* [Extracted records]
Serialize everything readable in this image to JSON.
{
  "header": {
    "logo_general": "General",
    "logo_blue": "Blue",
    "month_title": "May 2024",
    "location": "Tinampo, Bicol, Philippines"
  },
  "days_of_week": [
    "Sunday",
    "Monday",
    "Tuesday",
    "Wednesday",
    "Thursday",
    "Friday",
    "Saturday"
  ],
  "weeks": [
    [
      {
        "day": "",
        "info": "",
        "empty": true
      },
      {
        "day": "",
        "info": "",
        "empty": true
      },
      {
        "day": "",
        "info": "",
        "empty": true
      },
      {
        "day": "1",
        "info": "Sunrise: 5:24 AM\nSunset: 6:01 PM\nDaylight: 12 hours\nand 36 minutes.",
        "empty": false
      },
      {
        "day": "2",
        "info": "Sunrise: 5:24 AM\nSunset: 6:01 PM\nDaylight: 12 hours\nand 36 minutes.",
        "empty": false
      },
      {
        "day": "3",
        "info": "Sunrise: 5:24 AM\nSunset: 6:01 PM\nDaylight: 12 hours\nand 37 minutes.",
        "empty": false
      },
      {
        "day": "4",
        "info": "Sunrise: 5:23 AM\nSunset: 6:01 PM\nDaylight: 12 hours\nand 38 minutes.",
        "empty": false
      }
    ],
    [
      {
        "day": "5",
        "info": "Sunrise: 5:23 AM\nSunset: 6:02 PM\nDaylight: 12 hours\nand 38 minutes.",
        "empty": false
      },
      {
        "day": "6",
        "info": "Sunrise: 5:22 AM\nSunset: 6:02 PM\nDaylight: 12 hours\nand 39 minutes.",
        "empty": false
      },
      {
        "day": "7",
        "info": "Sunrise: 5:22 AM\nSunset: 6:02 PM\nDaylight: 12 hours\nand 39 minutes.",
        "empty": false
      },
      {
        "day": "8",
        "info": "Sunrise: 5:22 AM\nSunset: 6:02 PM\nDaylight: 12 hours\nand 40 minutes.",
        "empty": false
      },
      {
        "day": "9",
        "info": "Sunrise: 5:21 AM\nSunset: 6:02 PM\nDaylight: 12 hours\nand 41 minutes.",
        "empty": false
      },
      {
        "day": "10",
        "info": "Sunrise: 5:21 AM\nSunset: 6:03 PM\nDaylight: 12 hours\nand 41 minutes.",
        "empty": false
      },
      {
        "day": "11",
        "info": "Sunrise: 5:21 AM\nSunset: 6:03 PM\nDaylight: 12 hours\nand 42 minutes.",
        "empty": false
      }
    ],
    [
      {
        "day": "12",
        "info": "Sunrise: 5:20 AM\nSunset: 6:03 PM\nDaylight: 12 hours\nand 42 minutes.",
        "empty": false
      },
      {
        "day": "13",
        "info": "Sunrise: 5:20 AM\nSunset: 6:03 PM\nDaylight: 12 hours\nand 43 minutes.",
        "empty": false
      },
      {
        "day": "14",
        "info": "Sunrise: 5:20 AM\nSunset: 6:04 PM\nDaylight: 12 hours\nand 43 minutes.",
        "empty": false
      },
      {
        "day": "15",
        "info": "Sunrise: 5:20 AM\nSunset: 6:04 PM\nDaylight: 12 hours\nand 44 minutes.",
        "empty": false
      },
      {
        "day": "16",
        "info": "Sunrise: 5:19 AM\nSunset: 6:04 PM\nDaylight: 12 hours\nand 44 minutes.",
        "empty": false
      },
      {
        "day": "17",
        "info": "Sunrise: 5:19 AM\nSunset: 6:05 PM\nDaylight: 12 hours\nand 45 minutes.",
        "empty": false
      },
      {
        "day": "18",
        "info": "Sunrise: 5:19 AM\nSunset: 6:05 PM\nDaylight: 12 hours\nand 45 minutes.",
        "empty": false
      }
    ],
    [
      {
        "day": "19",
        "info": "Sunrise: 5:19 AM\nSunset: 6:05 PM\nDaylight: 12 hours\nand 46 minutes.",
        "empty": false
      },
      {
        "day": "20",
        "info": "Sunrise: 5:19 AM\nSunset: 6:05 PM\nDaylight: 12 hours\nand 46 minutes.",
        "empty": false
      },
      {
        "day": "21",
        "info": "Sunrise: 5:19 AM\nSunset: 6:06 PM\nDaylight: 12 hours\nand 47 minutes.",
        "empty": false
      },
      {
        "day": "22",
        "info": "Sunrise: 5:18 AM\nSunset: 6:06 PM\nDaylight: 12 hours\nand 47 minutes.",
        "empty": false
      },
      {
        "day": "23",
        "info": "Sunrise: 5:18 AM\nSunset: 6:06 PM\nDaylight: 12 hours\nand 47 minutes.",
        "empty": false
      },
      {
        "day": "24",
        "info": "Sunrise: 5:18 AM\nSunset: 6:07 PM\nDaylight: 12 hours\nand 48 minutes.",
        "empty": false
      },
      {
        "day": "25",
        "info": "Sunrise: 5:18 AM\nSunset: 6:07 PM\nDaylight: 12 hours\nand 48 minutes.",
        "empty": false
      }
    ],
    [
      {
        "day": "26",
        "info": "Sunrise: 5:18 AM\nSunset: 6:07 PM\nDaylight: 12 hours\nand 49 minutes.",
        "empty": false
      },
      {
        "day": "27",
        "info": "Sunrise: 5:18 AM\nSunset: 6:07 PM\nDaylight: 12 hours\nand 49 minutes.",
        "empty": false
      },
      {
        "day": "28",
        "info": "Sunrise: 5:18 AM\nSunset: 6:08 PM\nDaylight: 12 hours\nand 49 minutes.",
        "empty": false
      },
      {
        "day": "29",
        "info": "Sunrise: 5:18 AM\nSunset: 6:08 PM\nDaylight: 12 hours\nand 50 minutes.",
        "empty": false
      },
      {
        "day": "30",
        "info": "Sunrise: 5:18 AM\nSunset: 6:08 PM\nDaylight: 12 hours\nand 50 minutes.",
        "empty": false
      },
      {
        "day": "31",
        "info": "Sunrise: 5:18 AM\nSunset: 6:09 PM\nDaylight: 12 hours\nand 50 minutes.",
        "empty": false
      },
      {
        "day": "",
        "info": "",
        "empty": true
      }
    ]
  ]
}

* [Stated goal] Write all of the records out again exactly.

* [Task solution]
Serialize everything readable in this image to JSON.
{
  "header": {
    "logo_general": "General",
    "logo_blue": "Blue",
    "month_title": "May 2024",
    "location": "Tinampo, Bicol, Philippines"
  },
  "days_of_week": [
    "Sunday",
    "Monday",
    "Tuesday",
    "Wednesday",
    "Thursday",
    "Friday",
    "Saturday"
  ],
  "weeks": [
    [
      {
        "day": "",
        "info": "",
        "empty": true
      },
      {
        "day": "",
        "info": "",
        "empty": true
      },
      {
        "day": "",
        "info": "",
        "empty": true
      },
      {
        "day": "1",
        "info": "Sunrise: 5:24 AM\nSunset: 6:01 PM\nDaylight: 12 hours\nand 36 minutes.",
        "empty": false
      },
      {
        "day": "2",
        "info": "Sunrise: 5:24 AM\nSunset: 6:01 PM\nDaylight: 12 hours\nand 36 minutes.",
        "empty": false
      },
      {
        "day": "3",
        "info": "Sunrise: 5:24 AM\nSunset: 6:01 PM\nDaylight: 12 hours\nand 37 minutes.",
        "empty": false
      },
      {
        "day": "4",
        "info": "Sunrise: 5:23 AM\nSunset: 6:01 PM\nDaylight: 12 hours\nand 38 minutes.",
        "empty": false
      }
    ],
    [
      {
        "day": "5",
        "info": "Sunrise: 5:23 AM\nSunset: 6:02 PM\nDaylight: 12 hours\nand 38 minutes.",
        "empty": false
      },
      {
        "day": "6",
        "info": "Sunrise: 5:22 AM\nSunset: 6:02 PM\nDaylight: 12 hours\nand 39 minutes.",
        "empty": false
      },
      {
        "day": "7",
        "info": "Sunrise: 5:22 AM\nSunset: 6:02 PM\nDaylight: 12 hours\nand 39 minutes.",
        "empty": false
      },
      {
        "day": "8",
        "info": "Sunrise: 5:22 AM\nSunset: 6:02 PM\nDaylight: 12 hours\nand 40 minutes.",
        "empty": false
      },
      {
        "day": "9",
        "info": "Sunrise: 5:21 AM\nSunset: 6:02 PM\nDaylight: 12 hours\nand 41 minutes.",
        "empty": false
      },
      {
        "day": "10",
        "info": "Sunrise: 5:21 AM\nSunset: 6:03 PM\nDaylight: 12 hours\nand 41 minutes.",
        "empty": false
      },
      {
        "day": "11",
        "info": "Sunrise: 5:21 AM\nSunset: 6:03 PM\nDaylight: 12 hours\nand 42 minutes.",
        "empty": false
      }
    ],
    [
      {
        "day": "12",
        "info": "Sunrise: 5:20 AM\nSunset: 6:03 PM\nDaylight: 12 hours\nand 42 minutes.",
        "empty": false
      },
      {
        "day": "13",
        "info": "Sunrise: 5:20 AM\nSunset: 6:03 PM\nDaylight: 12 hours\nand 43 minutes.",
        "empty": false
      },
      {
        "day": "14",
        "info": "Sunrise: 5:20 AM\nSunset: 6:04 PM\nDaylight: 12 hours\nand 43 minutes.",
        "empty": false
      },
      {
        "day": "15",
        "info": "Sunrise: 5:20 AM\nSunset: 6:04 PM\nDaylight: 12 hours\nand 44 minutes.",
        "empty": false
      },
      {
        "day": "16",
        "info": "Sunrise: 5:19 AM\nSunset: 6:04 PM\nDaylight: 12 hours\nand 44 minutes.",
        "empty": false
      },
      {
        "day": "17",
        "info": "Sunrise: 5:19 AM\nSunset: 6:05 PM\nDaylight: 12 hours\nand 45 minutes.",
        "empty": false
      },
      {
        "day": "18",
        "info": "Sunrise: 5:19 AM\nSunset: 6:05 PM\nDaylight: 12 hours\nand 45 minutes.",
        "empty": false
      }
    ],
    [
      {
        "day": "19",
        "info": "Sunrise: 5:19 AM\nSunset: 6:05 PM\nDaylight: 12 hours\nand 46 minutes.",
        "empty": false
      },
      {
        "day": "20",
        "info": "Sunrise: 5:19 AM\nSunset: 6:05 PM\nDaylight: 12 hours\nand 46 minutes.",
        "empty": false
      },
      {
        "day": "21",
        "info": "Sunrise: 5:19 AM\nSunset: 6:06 PM\nDaylight: 12 hours\nand 47 minutes.",
        "empty": false
      },
      {
        "day": "22",
        "info": "Sunrise: 5:18 AM\nSunset: 6:06 PM\nDaylight: 12 hours\nand 47 minutes.",
        "empty": false
      },
      {
        "day": "23",
        "info": "Sunrise: 5:18 AM\nSunset: 6:06 PM\nDaylight: 12 hours\nand 47 minutes.",
        "empty": false
      },
      {
        "day": "24",
        "info": "Sunrise: 5:18 AM\nSunset: 6:07 PM\nDaylight: 12 hours\nand 48 minutes.",
        "empty": false
      },
      {
        "day": "25",
        "info": "Sunrise: 5:18 AM\nSunset: 6:07 PM\nDaylight: 12 hours\nand 48 minutes.",
        "empty": false
      }
    ],
    [
      {
        "day": "26",
        "info": "Sunrise: 5:18 AM\nSunset: 6:07 PM\nDaylight: 12 hours\nand 49 minutes.",
        "empty": false
      },
      {
        "day": "27",
        "info": "Sunrise: 5:18 AM\nSunset: 6:07 PM\nDaylight: 12 hours\nand 49 minutes.",
        "empty": false
      },
      {
        "day": "28",
        "info": "Sunrise: 5:18 AM\nSunset: 6:08 PM\nDaylight: 12 hours\nand 49 minutes.",
        "empty": false
      },
      {
        "day": "29",
        "info": "Sunrise: 5:18 AM\nSunset: 6:08 PM\nDaylight: 12 hours\nand 50 minutes.",
        "empty": false
      },
      {
        "day": "30",
        "info": "Sunrise: 5:18 AM\nSunset: 6:08 PM\nDaylight: 12 hours\nand 50 minutes.",
        "empty": false
      },
      {
        "day": "31",
        "info": "Sunrise: 5:18 AM\nSunset: 6:09 PM\nDaylight: 12 hours\nand 50 minutes.",
        "empty": false
      },
      {
        "day": "",
        "info": "",
        "empty": true
      }
    ]
  ]
}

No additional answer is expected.